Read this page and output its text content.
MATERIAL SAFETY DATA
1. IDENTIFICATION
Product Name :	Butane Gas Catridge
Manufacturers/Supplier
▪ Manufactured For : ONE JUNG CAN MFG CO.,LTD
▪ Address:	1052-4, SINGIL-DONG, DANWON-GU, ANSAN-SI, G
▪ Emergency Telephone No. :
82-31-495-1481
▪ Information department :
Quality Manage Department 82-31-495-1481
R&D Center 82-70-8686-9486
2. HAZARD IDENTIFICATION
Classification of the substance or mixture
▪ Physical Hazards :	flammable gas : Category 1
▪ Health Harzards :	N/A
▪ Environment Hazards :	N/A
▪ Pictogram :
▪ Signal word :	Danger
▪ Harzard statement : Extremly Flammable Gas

****

Give every line of the material again, exactly as it reads.

Read this page and output its text content.
MATERIAL SAFETY DATA
1. IDENTIFICATION
Product Name :	Butane Gas Catridge
Manufacturers/Supplier
▪ Manufactured For : ONE JUNG CAN MFG CO.,LTD
▪ Address:	1052-4, SINGIL-DONG, DANWON-GU, ANSAN-SI, G
▪ Emergency Telephone No. :
82-31-495-1481
▪ Information department :
Quality Manage Department 82-31-495-1481
R&D Center 82-70-8686-9486
2. HAZARD IDENTIFICATION
Classification of the substance or mixture
▪ Physical Hazards :	flammable gas : Category 1
▪ Health Harzards :	N/A
▪ Environment Hazards :	N/A
▪ Pictogram :
▪ Signal word :	Danger
▪ Harzard statement : Extremly Flammable Gas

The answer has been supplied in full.